▸ **Material to process**:
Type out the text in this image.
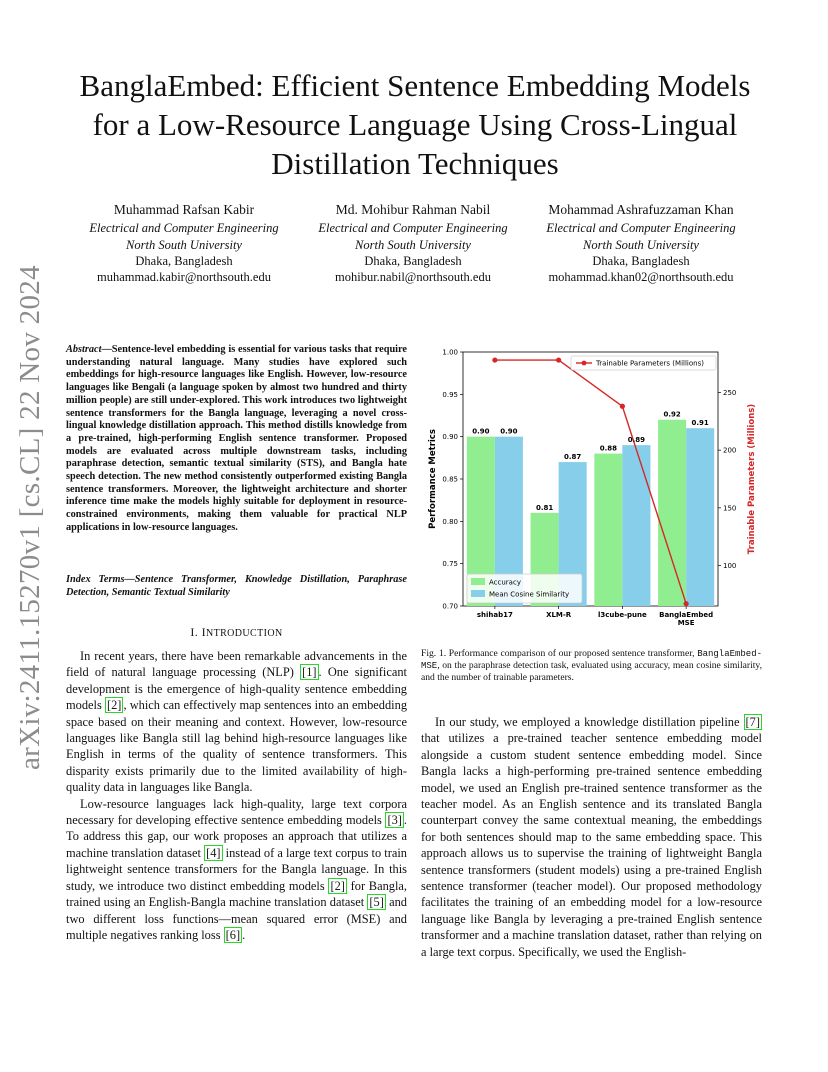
arXiv:2411.15270v1 [cs.CL] 22 Nov 2024
BanglaEmbed: Efficient Sentence Embedding Models for a Low-Resource Language Using Cross-Lingual Distillation Techniques
Muhammad Rafsan Kabir
Electrical and Computer Engineering
North South University
Dhaka, Bangladesh
muhammad.kabir@northsouth.edu
Md. Mohibur Rahman Nabil
Electrical and Computer Engineering
North South University
Dhaka, Bangladesh
mohibur.nabil@northsouth.edu
Mohammad Ashrafuzzaman Khan
Electrical and Computer Engineering
North South University
Dhaka, Bangladesh
mohammad.khan02@northsouth.edu
Abstract—Sentence-level embedding is essential for various tasks that require understanding natural language. Many studies have explored such embeddings for high-resource languages like English. However, low-resource languages like Bengali (a language spoken by almost two hundred and thirty million people) are still under-explored. This work introduces two lightweight sentence transformers for the Bangla language, leveraging a novel cross-lingual knowledge distillation approach. This method distills knowledge from a pre-trained, high-performing English sentence transformer. Proposed models are evaluated across multiple downstream tasks, including paraphrase detection, semantic textual similarity (STS), and Bangla hate speech detection. The new method consistently outperformed existing Bangla sentence transformers. Moreover, the lightweight architecture and shorter inference time make the models highly suitable for deployment in resource-constrained environments, making them valuable for practical NLP applications in low-resource languages.
Index Terms—Sentence Transformer, Knowledge Distillation, Paraphrase Detection, Semantic Textual Similarity
I. INTRODUCTION

In recent years, there have been remarkable advancements in the field of natural language processing (NLP) [1] . One significant development is the emergence of high-quality sentence embedding models [2] , which can effectively map sentences into an embedding space based on their meaning and context. However, low-resource languages like Bangla still lag behind high-resource languages like English in terms of the quality of sentence transformers. This disparity exists primarily due to the limited availability of high-quality data in languages like Bangla.

Low-resource languages lack high-quality, large text corpora necessary for developing effective sentence embedding models [3] . To address this gap, our work proposes an approach that utilizes a machine translation dataset [4] instead of a large text corpus to train lightweight sentence transformers for the Bangla language. In this study, we introduce two distinct embedding models [2] for Bangla, trained using an English-Bangla machine translation dataset [5] and two different loss functions—mean squared error (MSE) and multiple negatives ranking loss [6] .

0.70
0.75
0.80
0.85
0.90
0.95
1.00
100
150
200
250
Performance Metrics	Trainable Parameters (Millions)
0.90 0.90
shihab17
0.81
0.87
XLM-R
0.88
0.89
l3cube-pune
0.92
0.91
BanglaEmbed
MSE
Trainable Parameters (Millions)
Accuracy
Mean Cosine Similarity
Fig. 1. Performance comparison of our proposed sentence transformer, BanglaEmbed-MSE, on the paraphrase detection task, evaluated using accuracy, mean cosine similarity, and the number of trainable parameters.

In our study, we employed a knowledge distillation pipeline [7] that utilizes a pre-trained teacher sentence embedding model alongside a custom student sentence embedding model. Since Bangla lacks a high-performing pre-trained sentence embedding model, we used an English pre-trained sentence transformer as the teacher model. As an English sentence and its translated Bangla counterpart convey the same contextual meaning, the embeddings for both sentences should map to the same embedding space. This approach allows us to supervise the training of lightweight Bangla sentence transformers (student models) using a pre-trained English sentence transformer (teacher model). Our proposed methodology facilitates the training of an embedding model for a low-resource language like Bangla by leveraging a pre-trained English sentence transformer and a machine translation dataset, rather than relying on a large text corpus. Specifically, we used the English-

▸ **Work required**:
Copy the material shown above in full and exactly. Skip the pictures.

▸ **Full response**:
Type out the text in this image.
arXiv:2411.15270v1 [cs.CL] 22 Nov 2024
BanglaEmbed: Efficient Sentence Embedding Models for a Low-Resource Language Using Cross-Lingual Distillation Techniques
Muhammad Rafsan Kabir
Electrical and Computer Engineering
North South University
Dhaka, Bangladesh
muhammad.kabir@northsouth.edu
Md. Mohibur Rahman Nabil
Electrical and Computer Engineering
North South University
Dhaka, Bangladesh
mohibur.nabil@northsouth.edu
Mohammad Ashrafuzzaman Khan
Electrical and Computer Engineering
North South University
Dhaka, Bangladesh
mohammad.khan02@northsouth.edu
Abstract—Sentence-level embedding is essential for various tasks that require understanding natural language. Many studies have explored such embeddings for high-resource languages like English. However, low-resource languages like Bengali (a language spoken by almost two hundred and thirty million people) are still under-explored. This work introduces two lightweight sentence transformers for the Bangla language, leveraging a novel cross-lingual knowledge distillation approach. This method distills knowledge from a pre-trained, high-performing English sentence transformer. Proposed models are evaluated across multiple downstream tasks, including paraphrase detection, semantic textual similarity (STS), and Bangla hate speech detection. The new method consistently outperformed existing Bangla sentence transformers. Moreover, the lightweight architecture and shorter inference time make the models highly suitable for deployment in resource-constrained environments, making them valuable for practical NLP applications in low-resource languages.
Index Terms—Sentence Transformer, Knowledge Distillation, Paraphrase Detection, Semantic Textual Similarity
I. INTRODUCTION

In recent years, there have been remarkable advancements in the field of natural language processing (NLP) [1] . One significant development is the emergence of high-quality sentence embedding models [2] , which can effectively map sentences into an embedding space based on their meaning and context. However, low-resource languages like Bangla still lag behind high-resource languages like English in terms of the quality of sentence transformers. This disparity exists primarily due to the limited availability of high-quality data in languages like Bangla.

Low-resource languages lack high-quality, large text corpora necessary for developing effective sentence embedding models [3] . To address this gap, our work proposes an approach that utilizes a machine translation dataset [4] instead of a large text corpus to train lightweight sentence transformers for the Bangla language. In this study, we introduce two distinct embedding models [2] for Bangla, trained using an English-Bangla machine translation dataset [5] and two different loss functions—mean squared error (MSE) and multiple negatives ranking loss [6] .

0.70
0.75
0.80
0.85
0.90
0.95
1.00
100
150
200
250
Performance Metrics	Trainable Parameters (Millions)
0.90 0.90
shihab17
0.81
0.87
XLM-R
0.88
0.89
l3cube-pune
0.92
0.91
BanglaEmbed
MSE
Trainable Parameters (Millions)
Accuracy
Mean Cosine Similarity
Fig. 1. Performance comparison of our proposed sentence transformer, BanglaEmbed-MSE, on the paraphrase detection task, evaluated using accuracy, mean cosine similarity, and the number of trainable parameters.

In our study, we employed a knowledge distillation pipeline [7] that utilizes a pre-trained teacher sentence embedding model alongside a custom student sentence embedding model. Since Bangla lacks a high-performing pre-trained sentence embedding model, we used an English pre-trained sentence transformer as the teacher model. As an English sentence and its translated Bangla counterpart convey the same contextual meaning, the embeddings for both sentences should map to the same embedding space. This approach allows us to supervise the training of lightweight Bangla sentence transformers (student models) using a pre-trained English sentence transformer (teacher model). Our proposed methodology facilitates the training of an embedding model for a low-resource language like Bangla by leveraging a pre-trained English sentence transformer and a machine translation dataset, rather than relying on a large text corpus. Specifically, we used the English-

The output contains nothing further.